■ EXTRAIT DU TEXTE:
Le milliardaire Stephen Cloobeck a jeté l’éponge dans la course à la gouvernorat de Californie, apportant son soutien au député Eric Swalwell dans une annonce surprise faite lundi soir. Cette décision intervient alors que la course pour diriger l’État le plus peuplé des États-Unis s’annonce particulièrement ouverte.
Apparaissant aux côtés de Swalwell sur CNN, Cloobeck a expliqué qu’il fusionnait sa campagne avec celle du représentant de la région de la baie de San Francisco, qu’il considère comme le futur « plus grand leader de cet État de Californie ». « Je suis heureux d’annoncer ce soir que je vais fusionner ma campagne avec la sienne et lui confier tout le travail acharné que j’ai accompli », a-t-il déclaré.
Cloobeck, un entrepreneur et philanthrope ayant fait fortune dans l’immobilier, avait lancé sa candidature la semaine dernière, insufflant un nouvel élan à une course jusqu’alors considérée comme peu dynamique. Cependant, un récent sondage de l’UC Berkeley, réalisé en collaboration avec le Los Angeles Times, lui accordait moins de 0,5 % des intentions de vote des électeurs inscrits.
L’entrepreneur a justifié son engagement initial par l’absence, selon lui, de candidats qualifiés – jusqu’à l’arrivée de Swalwell. Ce dernier, ancien républicain, avait déjà tenté de décrocher l’investiture démocrate pour la présidence en 2020.
Swalwell a remercié Cloobeck pour son soutien, arborant fièrement une épinglette en forme d’ours doré, symbole de cette alliance. Il a également souligné son intention de s’appuyer sur l’expertise de Cloobeck pour développer des politiques visant à augmenter l’offre de logements et à soutenir les petites entreprises en Californie.

■ DONNÉES EXTRAITES:

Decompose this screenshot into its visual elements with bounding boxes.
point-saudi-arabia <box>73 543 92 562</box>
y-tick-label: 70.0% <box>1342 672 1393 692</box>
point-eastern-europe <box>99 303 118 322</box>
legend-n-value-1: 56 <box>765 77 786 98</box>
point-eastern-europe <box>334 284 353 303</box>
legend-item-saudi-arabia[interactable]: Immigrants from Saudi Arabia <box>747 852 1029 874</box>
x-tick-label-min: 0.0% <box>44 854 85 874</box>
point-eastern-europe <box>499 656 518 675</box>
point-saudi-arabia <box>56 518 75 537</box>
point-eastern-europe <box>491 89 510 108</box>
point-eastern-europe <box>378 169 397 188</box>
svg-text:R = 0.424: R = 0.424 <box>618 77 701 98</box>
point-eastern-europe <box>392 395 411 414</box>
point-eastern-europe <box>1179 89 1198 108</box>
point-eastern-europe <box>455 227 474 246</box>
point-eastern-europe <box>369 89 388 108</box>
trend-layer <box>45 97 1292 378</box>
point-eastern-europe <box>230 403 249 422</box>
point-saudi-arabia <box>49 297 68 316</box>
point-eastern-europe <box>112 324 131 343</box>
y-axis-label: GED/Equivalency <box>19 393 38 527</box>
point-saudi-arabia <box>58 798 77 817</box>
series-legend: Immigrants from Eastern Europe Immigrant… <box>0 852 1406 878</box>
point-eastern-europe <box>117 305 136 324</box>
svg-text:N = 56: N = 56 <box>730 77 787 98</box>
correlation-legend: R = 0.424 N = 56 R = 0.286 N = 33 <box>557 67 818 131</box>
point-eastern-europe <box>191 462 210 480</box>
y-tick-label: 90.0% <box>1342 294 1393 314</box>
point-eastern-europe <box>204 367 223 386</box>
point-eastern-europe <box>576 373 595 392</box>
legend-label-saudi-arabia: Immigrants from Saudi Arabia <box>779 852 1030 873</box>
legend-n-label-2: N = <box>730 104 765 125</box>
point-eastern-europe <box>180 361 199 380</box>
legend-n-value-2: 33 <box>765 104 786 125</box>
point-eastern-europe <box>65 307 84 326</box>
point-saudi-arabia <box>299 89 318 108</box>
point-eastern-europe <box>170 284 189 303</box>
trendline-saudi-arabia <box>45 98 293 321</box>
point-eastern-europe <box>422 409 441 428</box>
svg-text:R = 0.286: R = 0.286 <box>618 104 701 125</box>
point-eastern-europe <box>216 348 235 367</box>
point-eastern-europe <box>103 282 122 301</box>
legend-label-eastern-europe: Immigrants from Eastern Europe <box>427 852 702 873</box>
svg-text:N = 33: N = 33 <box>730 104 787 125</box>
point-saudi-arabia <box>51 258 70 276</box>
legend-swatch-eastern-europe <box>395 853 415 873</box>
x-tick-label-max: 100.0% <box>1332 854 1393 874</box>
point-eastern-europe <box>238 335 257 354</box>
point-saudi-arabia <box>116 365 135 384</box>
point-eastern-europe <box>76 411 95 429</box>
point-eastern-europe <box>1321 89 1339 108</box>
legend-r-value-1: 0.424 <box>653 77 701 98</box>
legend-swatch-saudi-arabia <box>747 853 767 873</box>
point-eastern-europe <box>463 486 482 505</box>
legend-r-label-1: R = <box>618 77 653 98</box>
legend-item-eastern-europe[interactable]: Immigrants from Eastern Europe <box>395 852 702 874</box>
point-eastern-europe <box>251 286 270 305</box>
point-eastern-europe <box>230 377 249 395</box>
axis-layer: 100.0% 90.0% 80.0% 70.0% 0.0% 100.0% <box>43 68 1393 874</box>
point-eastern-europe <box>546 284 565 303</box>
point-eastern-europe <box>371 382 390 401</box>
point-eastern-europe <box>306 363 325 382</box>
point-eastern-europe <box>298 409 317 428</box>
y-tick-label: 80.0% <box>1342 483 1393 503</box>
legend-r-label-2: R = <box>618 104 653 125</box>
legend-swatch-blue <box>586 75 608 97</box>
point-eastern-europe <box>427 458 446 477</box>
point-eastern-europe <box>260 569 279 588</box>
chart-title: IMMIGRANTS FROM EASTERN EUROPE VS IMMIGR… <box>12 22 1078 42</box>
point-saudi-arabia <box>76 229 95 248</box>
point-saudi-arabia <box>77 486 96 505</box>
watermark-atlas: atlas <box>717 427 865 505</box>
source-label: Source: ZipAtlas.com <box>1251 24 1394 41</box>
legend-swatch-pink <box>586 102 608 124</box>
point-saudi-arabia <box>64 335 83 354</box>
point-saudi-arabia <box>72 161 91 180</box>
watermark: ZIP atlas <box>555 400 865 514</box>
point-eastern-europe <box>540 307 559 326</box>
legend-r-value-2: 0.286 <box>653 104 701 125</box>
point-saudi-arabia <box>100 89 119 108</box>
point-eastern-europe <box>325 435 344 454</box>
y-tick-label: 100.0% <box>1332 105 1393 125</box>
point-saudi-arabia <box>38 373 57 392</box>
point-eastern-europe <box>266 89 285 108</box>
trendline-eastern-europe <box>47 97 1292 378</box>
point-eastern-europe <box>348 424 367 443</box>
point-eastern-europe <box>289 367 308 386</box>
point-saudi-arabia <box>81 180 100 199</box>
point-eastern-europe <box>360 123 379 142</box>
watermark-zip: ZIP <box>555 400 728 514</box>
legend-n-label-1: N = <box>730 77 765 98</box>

■ PROBLÈMES À RÉSOUDRE:
a: D'après l'article sur la course au poste de gouverneur de Californie, quelle part des intentions de vote le sondage de l'UC Berkeley accordait-il à Cloobeck ?
b: Recopiez l'article sur la course au poste de gouverneur de Californie de « L’entrepreneur a justifié » à « présidence en 2020. ».
c: Prolongez l'article sur la course au poste de gouverneur de Californie à partir de sa dernière phrase.
Les entrées ne sont pas nécessaires.

■ CORRIGÉ DES EXERCICES:
a: Moins de 0,5 % des intentions de vote des électeurs inscrits.

b:
L’entrepreneur a justifié son engagement initial par l’absence, selon lui, de candidats qualifiés – jusqu’à l’arrivée de Swalwell. Ce dernier, ancien républicain, avait déjà tenté de décrocher l’investiture démocrate pour la présidence en 2020.

c:
Le député a réaffirmé son programme, notamment sa proposition controversée d’instaurer un système de vote par téléphone, malgré les critiques virulentes de la Maison Blanche et de certains de ses concurrents républicains, tels que le shérif du comté de Riverside, Chad Bianco, et le commentateur politique conservateur, Steve Hilton. Swalwell défend cette idée en arguant que si les téléphones sont suffisamment sécurisés pour gérer des transactions financières et des informations médicales, ils peuvent l’être également pour le vote. « Si nos téléphones sont suffisamment sécurisés pour accéder à nos finances et à nos dossiers de santé, ils peuvent l’être pour voter », a-t-il affirmé.
Le soutien financier de Cloobeck, un donateur important pour le Parti démocrate, représente un atout considérable pour Swalwell, qui cherche à se faire une place dans cette course ouverte pour diriger la quatrième économie mondiale. Fin octobre, environ 44 % des électeurs inscrits déclaraient ne pas avoir encore de candidat préféré. Les récentes renonciations de l’ancienne vice-présidente Kamala Harris et du secrétaire d’État Alex Padilla ont accentué le caractère incertain de cette élection.